Saved entries:
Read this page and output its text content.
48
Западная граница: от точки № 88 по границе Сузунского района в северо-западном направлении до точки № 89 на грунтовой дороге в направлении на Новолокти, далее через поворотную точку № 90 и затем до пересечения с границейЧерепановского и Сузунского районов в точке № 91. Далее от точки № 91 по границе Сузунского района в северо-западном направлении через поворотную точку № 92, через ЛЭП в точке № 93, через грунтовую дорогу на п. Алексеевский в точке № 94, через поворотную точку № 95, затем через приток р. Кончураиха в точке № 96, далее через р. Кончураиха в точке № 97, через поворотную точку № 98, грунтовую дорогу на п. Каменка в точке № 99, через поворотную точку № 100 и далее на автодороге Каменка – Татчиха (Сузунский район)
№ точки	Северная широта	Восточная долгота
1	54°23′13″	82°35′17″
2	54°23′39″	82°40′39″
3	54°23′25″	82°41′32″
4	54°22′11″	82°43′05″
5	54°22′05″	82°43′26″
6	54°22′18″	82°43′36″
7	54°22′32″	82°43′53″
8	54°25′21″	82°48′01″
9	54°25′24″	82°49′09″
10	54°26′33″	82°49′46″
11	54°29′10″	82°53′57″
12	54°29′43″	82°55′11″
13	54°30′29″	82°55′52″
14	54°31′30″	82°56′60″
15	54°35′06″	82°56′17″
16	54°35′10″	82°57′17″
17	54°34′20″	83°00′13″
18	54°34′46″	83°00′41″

> **What the task asks**:
Report how many lines of the listing hold the word "точки", with nothing but the number.

> **Full answer**:
2